WRITTEN PROBLEM - Copy these lines out exactly as they appear.

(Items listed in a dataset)
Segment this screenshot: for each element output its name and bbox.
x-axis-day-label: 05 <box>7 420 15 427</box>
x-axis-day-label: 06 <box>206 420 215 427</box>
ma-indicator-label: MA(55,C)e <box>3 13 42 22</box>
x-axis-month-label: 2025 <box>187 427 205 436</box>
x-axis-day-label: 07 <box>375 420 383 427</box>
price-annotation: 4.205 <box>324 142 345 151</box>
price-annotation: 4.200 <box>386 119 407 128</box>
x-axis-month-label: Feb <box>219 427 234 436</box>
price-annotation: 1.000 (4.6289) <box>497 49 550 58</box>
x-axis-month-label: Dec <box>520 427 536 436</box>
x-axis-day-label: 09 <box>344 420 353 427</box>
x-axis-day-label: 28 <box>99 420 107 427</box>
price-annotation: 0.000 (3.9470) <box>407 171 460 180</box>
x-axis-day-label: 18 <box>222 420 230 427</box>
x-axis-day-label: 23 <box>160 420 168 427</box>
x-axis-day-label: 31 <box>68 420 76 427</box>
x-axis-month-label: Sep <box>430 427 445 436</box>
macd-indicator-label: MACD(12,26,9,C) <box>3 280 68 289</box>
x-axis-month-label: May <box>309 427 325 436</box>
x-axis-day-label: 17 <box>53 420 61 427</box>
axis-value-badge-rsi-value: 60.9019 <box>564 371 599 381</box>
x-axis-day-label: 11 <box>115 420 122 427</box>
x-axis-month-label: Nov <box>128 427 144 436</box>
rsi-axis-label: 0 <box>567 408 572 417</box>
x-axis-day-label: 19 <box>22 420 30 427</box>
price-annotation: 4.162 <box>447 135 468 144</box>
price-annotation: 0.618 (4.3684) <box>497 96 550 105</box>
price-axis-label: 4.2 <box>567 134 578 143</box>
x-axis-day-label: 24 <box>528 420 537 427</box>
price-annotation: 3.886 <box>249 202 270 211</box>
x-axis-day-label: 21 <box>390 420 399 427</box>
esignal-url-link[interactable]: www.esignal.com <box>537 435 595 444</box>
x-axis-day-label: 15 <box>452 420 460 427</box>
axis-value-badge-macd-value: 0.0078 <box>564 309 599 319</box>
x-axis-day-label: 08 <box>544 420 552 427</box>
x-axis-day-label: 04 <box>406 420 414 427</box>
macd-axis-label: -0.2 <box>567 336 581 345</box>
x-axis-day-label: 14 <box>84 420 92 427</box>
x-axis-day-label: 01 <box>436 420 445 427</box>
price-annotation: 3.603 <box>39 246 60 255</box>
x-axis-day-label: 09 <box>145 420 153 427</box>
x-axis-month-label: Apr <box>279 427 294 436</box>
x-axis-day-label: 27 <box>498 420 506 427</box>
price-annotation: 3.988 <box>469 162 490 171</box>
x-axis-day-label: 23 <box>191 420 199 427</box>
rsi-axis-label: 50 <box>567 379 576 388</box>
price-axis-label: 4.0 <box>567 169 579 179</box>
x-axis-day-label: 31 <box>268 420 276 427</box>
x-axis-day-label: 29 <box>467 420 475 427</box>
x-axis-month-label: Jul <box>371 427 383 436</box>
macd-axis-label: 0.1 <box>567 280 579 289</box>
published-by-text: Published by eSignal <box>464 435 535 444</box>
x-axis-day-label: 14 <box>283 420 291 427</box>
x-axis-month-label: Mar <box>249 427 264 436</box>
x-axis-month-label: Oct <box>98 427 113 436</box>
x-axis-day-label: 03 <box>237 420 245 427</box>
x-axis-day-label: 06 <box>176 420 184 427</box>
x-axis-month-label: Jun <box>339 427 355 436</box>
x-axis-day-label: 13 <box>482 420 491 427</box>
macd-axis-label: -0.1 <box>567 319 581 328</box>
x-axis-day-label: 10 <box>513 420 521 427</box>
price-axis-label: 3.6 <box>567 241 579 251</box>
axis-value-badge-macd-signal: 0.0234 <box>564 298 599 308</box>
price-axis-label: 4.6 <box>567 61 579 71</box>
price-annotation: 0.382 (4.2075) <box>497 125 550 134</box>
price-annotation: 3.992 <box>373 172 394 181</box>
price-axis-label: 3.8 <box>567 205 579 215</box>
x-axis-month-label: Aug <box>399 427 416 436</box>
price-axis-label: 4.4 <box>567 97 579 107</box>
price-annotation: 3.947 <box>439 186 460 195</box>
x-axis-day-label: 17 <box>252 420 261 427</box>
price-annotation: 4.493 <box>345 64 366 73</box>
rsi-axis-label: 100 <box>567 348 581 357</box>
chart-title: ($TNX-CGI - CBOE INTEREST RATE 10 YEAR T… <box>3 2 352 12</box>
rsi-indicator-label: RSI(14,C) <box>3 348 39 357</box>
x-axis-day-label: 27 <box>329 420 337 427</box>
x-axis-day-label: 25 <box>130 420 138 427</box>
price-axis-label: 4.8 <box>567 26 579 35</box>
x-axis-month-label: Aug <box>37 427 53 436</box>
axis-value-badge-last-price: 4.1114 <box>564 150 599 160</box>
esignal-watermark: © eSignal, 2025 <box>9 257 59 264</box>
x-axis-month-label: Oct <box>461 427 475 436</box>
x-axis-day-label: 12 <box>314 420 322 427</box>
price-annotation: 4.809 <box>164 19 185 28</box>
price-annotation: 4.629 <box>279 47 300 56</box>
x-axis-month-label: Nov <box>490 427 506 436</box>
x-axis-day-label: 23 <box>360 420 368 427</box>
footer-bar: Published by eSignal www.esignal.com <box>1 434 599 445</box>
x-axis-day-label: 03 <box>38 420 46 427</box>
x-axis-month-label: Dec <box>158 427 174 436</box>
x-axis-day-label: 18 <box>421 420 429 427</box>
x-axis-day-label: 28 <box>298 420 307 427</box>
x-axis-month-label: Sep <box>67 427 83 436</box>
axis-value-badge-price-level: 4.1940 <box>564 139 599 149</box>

SOLUTION TO THE EXERCISE -
Segment this screenshot: for each element output its name and bbox.
x-axis-day-label: 05 <box>7 420 15 427</box>
x-axis-day-label: 06 <box>206 420 215 427</box>
ma-indicator-label: MA(55,C)e <box>3 13 42 22</box>
x-axis-month-label: 2025 <box>187 427 205 436</box>
x-axis-day-label: 07 <box>375 420 383 427</box>
price-annotation: 4.205 <box>324 142 345 151</box>
price-annotation: 4.200 <box>386 119 407 128</box>
x-axis-month-label: Feb <box>219 427 234 436</box>
price-annotation: 1.000 (4.6289) <box>497 49 550 58</box>
x-axis-month-label: Dec <box>520 427 536 436</box>
x-axis-day-label: 09 <box>344 420 353 427</box>
x-axis-day-label: 28 <box>99 420 107 427</box>
price-annotation: 0.000 (3.9470) <box>407 171 460 180</box>
x-axis-day-label: 18 <box>222 420 230 427</box>
x-axis-day-label: 23 <box>160 420 168 427</box>
x-axis-day-label: 31 <box>68 420 76 427</box>
x-axis-month-label: Sep <box>430 427 445 436</box>
macd-indicator-label: MACD(12,26,9,C) <box>3 280 68 289</box>
x-axis-month-label: May <box>309 427 325 436</box>
x-axis-day-label: 17 <box>53 420 61 427</box>
axis-value-badge-rsi-value: 60.9019 <box>564 371 599 381</box>
x-axis-day-label: 11 <box>115 420 122 427</box>
x-axis-month-label: Nov <box>128 427 144 436</box>
rsi-axis-label: 0 <box>567 408 572 417</box>
x-axis-day-label: 19 <box>22 420 30 427</box>
price-annotation: 4.162 <box>447 135 468 144</box>
price-annotation: 0.618 (4.3684) <box>497 96 550 105</box>
price-axis-label: 4.2 <box>567 134 578 143</box>
x-axis-day-label: 24 <box>528 420 537 427</box>
price-annotation: 3.886 <box>249 202 270 211</box>
x-axis-day-label: 21 <box>390 420 399 427</box>
esignal-url-link[interactable]: www.esignal.com <box>537 435 595 444</box>
x-axis-day-label: 15 <box>452 420 460 427</box>
axis-value-badge-macd-value: 0.0078 <box>564 309 599 319</box>
x-axis-day-label: 08 <box>544 420 552 427</box>
x-axis-day-label: 04 <box>406 420 414 427</box>
macd-axis-label: -0.2 <box>567 336 581 345</box>
x-axis-day-label: 14 <box>84 420 92 427</box>
x-axis-day-label: 01 <box>436 420 445 427</box>
price-annotation: 3.603 <box>39 246 60 255</box>
x-axis-day-label: 09 <box>145 420 153 427</box>
x-axis-month-label: Apr <box>279 427 294 436</box>
x-axis-day-label: 27 <box>498 420 506 427</box>
price-annotation: 3.988 <box>469 162 490 171</box>
x-axis-day-label: 23 <box>191 420 199 427</box>
rsi-axis-label: 50 <box>567 379 576 388</box>
price-axis-label: 4.0 <box>567 169 579 179</box>
x-axis-day-label: 31 <box>268 420 276 427</box>
x-axis-day-label: 29 <box>467 420 475 427</box>
x-axis-month-label: Jul <box>371 427 383 436</box>
macd-axis-label: 0.1 <box>567 280 579 289</box>
published-by-text: Published by eSignal <box>464 435 535 444</box>
x-axis-day-label: 14 <box>283 420 291 427</box>
x-axis-month-label: Mar <box>249 427 264 436</box>
x-axis-month-label: Oct <box>98 427 113 436</box>
x-axis-day-label: 03 <box>237 420 245 427</box>
x-axis-day-label: 06 <box>176 420 184 427</box>
x-axis-month-label: Jun <box>339 427 355 436</box>
x-axis-day-label: 13 <box>482 420 491 427</box>
macd-axis-label: -0.1 <box>567 319 581 328</box>
x-axis-day-label: 10 <box>513 420 521 427</box>
price-axis-label: 3.6 <box>567 241 579 251</box>
axis-value-badge-macd-signal: 0.0234 <box>564 298 599 308</box>
price-axis-label: 4.6 <box>567 61 579 71</box>
price-annotation: 0.382 (4.2075) <box>497 125 550 134</box>
price-annotation: 3.992 <box>373 172 394 181</box>
price-axis-label: 3.8 <box>567 205 579 215</box>
x-axis-month-label: Aug <box>399 427 416 436</box>
price-axis-label: 4.4 <box>567 97 579 107</box>
price-annotation: 3.947 <box>439 186 460 195</box>
x-axis-day-label: 17 <box>252 420 261 427</box>
price-annotation: 4.493 <box>345 64 366 73</box>
rsi-axis-label: 100 <box>567 348 581 357</box>
chart-title: ($TNX-CGI - CBOE INTEREST RATE 10 YEAR T… <box>3 2 352 12</box>
rsi-indicator-label: RSI(14,C) <box>3 348 39 357</box>
x-axis-day-label: 27 <box>329 420 337 427</box>
x-axis-day-label: 25 <box>130 420 138 427</box>
price-axis-label: 4.8 <box>567 26 579 35</box>
x-axis-month-label: Aug <box>37 427 53 436</box>
axis-value-badge-last-price: 4.1114 <box>564 150 599 160</box>
esignal-watermark: © eSignal, 2025 <box>9 257 59 264</box>
x-axis-month-label: Oct <box>461 427 475 436</box>
x-axis-day-label: 12 <box>314 420 322 427</box>
price-annotation: 4.809 <box>164 19 185 28</box>
price-annotation: 4.629 <box>279 47 300 56</box>
x-axis-month-label: Nov <box>490 427 506 436</box>
x-axis-day-label: 23 <box>360 420 368 427</box>
footer-bar: Published by eSignal www.esignal.com <box>1 434 599 445</box>
x-axis-day-label: 03 <box>38 420 46 427</box>
x-axis-month-label: Dec <box>158 427 174 436</box>
x-axis-day-label: 18 <box>421 420 429 427</box>
x-axis-day-label: 28 <box>298 420 307 427</box>
x-axis-month-label: Sep <box>67 427 83 436</box>
axis-value-badge-price-level: 4.1940 <box>564 139 599 149</box>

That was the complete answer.